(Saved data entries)
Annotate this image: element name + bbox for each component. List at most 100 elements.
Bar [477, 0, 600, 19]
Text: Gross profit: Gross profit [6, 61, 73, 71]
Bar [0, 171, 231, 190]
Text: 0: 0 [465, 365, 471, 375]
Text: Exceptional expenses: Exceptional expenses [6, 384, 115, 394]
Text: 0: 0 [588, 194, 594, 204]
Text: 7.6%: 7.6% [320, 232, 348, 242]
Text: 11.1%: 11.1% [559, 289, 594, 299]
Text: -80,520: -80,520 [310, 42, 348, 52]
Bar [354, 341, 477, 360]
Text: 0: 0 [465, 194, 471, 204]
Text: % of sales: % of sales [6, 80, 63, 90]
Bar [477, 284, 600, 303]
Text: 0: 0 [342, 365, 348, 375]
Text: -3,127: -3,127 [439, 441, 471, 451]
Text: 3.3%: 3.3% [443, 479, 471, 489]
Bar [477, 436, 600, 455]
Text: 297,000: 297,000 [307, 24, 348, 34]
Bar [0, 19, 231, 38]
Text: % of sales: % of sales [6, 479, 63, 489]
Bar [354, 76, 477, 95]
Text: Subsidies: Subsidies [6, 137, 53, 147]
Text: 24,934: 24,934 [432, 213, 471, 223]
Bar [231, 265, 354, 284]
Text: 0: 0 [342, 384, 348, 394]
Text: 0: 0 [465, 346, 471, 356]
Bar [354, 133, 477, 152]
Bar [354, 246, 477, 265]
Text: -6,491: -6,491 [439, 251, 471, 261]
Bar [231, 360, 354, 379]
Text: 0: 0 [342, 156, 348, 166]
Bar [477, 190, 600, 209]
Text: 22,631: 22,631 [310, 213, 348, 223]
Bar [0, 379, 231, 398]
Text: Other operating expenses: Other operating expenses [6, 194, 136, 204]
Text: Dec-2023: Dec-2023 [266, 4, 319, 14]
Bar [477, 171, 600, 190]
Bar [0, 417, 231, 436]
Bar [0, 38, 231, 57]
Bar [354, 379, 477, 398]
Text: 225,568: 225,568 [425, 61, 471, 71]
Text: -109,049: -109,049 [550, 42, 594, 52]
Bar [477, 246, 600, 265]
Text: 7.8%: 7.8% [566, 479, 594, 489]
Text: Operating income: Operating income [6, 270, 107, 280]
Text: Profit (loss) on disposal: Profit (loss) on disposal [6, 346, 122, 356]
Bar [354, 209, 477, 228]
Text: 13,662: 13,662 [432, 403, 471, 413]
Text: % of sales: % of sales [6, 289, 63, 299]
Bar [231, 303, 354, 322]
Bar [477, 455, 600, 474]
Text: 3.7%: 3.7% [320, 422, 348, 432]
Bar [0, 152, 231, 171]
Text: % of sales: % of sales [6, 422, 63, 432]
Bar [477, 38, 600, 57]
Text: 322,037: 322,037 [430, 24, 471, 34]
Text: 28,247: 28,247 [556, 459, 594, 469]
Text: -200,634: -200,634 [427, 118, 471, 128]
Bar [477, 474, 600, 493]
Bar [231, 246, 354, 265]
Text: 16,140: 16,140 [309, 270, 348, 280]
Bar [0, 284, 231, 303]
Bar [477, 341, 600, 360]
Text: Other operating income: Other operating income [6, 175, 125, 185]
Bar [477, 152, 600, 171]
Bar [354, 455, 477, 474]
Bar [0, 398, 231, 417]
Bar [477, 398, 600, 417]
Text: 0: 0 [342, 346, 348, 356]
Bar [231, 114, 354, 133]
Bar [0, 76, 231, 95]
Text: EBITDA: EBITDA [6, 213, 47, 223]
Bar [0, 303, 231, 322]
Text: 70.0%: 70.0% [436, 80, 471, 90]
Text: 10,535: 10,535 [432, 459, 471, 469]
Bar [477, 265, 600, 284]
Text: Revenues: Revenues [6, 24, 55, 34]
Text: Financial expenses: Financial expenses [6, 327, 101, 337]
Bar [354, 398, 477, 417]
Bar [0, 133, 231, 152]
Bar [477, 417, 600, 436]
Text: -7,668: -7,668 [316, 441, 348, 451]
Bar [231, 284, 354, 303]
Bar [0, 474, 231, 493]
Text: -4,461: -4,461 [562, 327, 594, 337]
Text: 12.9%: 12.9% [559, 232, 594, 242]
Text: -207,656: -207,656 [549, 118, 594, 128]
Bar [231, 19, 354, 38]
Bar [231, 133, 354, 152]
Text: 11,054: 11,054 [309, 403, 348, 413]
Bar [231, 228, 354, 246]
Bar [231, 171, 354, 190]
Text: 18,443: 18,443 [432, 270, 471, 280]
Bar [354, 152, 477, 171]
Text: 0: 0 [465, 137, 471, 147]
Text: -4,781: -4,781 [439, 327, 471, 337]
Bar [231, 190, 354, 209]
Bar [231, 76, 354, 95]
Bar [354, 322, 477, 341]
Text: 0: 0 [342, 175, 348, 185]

**YOUR GOAL:** Reproduce every line of the material above in its original order, keeping each character unchanged.

**TASK RESULT:**
Annotate this image: element name + bbox for each component. List at most 100 elements.
Bar [477, 0, 600, 19]
Text: Gross profit: Gross profit [6, 61, 73, 71]
Bar [0, 171, 231, 190]
Text: 0: 0 [465, 365, 471, 375]
Text: Exceptional expenses: Exceptional expenses [6, 384, 115, 394]
Text: 0: 0 [588, 194, 594, 204]
Text: 7.6%: 7.6% [320, 232, 348, 242]
Text: 11.1%: 11.1% [559, 289, 594, 299]
Text: -80,520: -80,520 [310, 42, 348, 52]
Bar [354, 341, 477, 360]
Text: 0: 0 [465, 194, 471, 204]
Text: % of sales: % of sales [6, 80, 63, 90]
Bar [477, 284, 600, 303]
Text: 0: 0 [342, 365, 348, 375]
Text: -3,127: -3,127 [439, 441, 471, 451]
Text: 3.3%: 3.3% [443, 479, 471, 489]
Bar [477, 436, 600, 455]
Text: 297,000: 297,000 [307, 24, 348, 34]
Bar [0, 19, 231, 38]
Text: % of sales: % of sales [6, 479, 63, 489]
Bar [354, 76, 477, 95]
Text: Subsidies: Subsidies [6, 137, 53, 147]
Text: 24,934: 24,934 [432, 213, 471, 223]
Bar [231, 265, 354, 284]
Text: 0: 0 [342, 384, 348, 394]
Text: 0: 0 [465, 346, 471, 356]
Bar [354, 133, 477, 152]
Bar [354, 246, 477, 265]
Text: -6,491: -6,491 [439, 251, 471, 261]
Bar [231, 360, 354, 379]
Text: 0: 0 [342, 156, 348, 166]
Bar [477, 190, 600, 209]
Text: 22,631: 22,631 [310, 213, 348, 223]
Bar [0, 379, 231, 398]
Text: Other operating expenses: Other operating expenses [6, 194, 136, 204]
Text: Dec-2023: Dec-2023 [266, 4, 319, 14]
Bar [477, 171, 600, 190]
Bar [0, 417, 231, 436]
Bar [0, 38, 231, 57]
Bar [354, 379, 477, 398]
Text: 225,568: 225,568 [425, 61, 471, 71]
Text: -109,049: -109,049 [550, 42, 594, 52]
Bar [477, 246, 600, 265]
Text: 7.8%: 7.8% [566, 479, 594, 489]
Text: Operating income: Operating income [6, 270, 107, 280]
Text: Profit (loss) on disposal: Profit (loss) on disposal [6, 346, 122, 356]
Bar [354, 209, 477, 228]
Text: 13,662: 13,662 [432, 403, 471, 413]
Text: % of sales: % of sales [6, 289, 63, 299]
Bar [231, 303, 354, 322]
Bar [477, 455, 600, 474]
Text: 3.7%: 3.7% [320, 422, 348, 432]
Bar [0, 152, 231, 171]
Text: % of sales: % of sales [6, 422, 63, 432]
Bar [477, 38, 600, 57]
Text: 322,037: 322,037 [430, 24, 471, 34]
Text: 28,247: 28,247 [556, 459, 594, 469]
Text: -200,634: -200,634 [427, 118, 471, 128]
Bar [477, 474, 600, 493]
Bar [231, 246, 354, 265]
Text: 16,140: 16,140 [309, 270, 348, 280]
Bar [0, 284, 231, 303]
Bar [477, 341, 600, 360]
Text: Other operating income: Other operating income [6, 175, 125, 185]
Bar [477, 152, 600, 171]
Bar [354, 455, 477, 474]
Bar [0, 398, 231, 417]
Bar [477, 398, 600, 417]
Text: 0: 0 [342, 346, 348, 356]
Bar [231, 114, 354, 133]
Bar [0, 76, 231, 95]
Text: EBITDA: EBITDA [6, 213, 47, 223]
Bar [0, 303, 231, 322]
Text: 70.0%: 70.0% [436, 80, 471, 90]
Text: 10,535: 10,535 [432, 459, 471, 469]
Bar [477, 265, 600, 284]
Text: Revenues: Revenues [6, 24, 55, 34]
Text: Financial expenses: Financial expenses [6, 327, 101, 337]
Bar [354, 398, 477, 417]
Bar [0, 133, 231, 152]
Bar [477, 417, 600, 436]
Text: -7,668: -7,668 [316, 441, 348, 451]
Bar [231, 284, 354, 303]
Bar [0, 474, 231, 493]
Text: -4,461: -4,461 [562, 327, 594, 337]
Text: 12.9%: 12.9% [559, 232, 594, 242]
Text: -207,656: -207,656 [549, 118, 594, 128]
Bar [231, 19, 354, 38]
Bar [231, 133, 354, 152]
Text: 11,054: 11,054 [309, 403, 348, 413]
Bar [231, 228, 354, 246]
Bar [231, 171, 354, 190]
Text: 18,443: 18,443 [432, 270, 471, 280]
Bar [354, 152, 477, 171]
Text: 0: 0 [465, 137, 471, 147]
Text: -4,781: -4,781 [439, 327, 471, 337]
Bar [231, 190, 354, 209]
Bar [231, 76, 354, 95]
Bar [354, 322, 477, 341]
Text: 0: 0 [342, 175, 348, 185]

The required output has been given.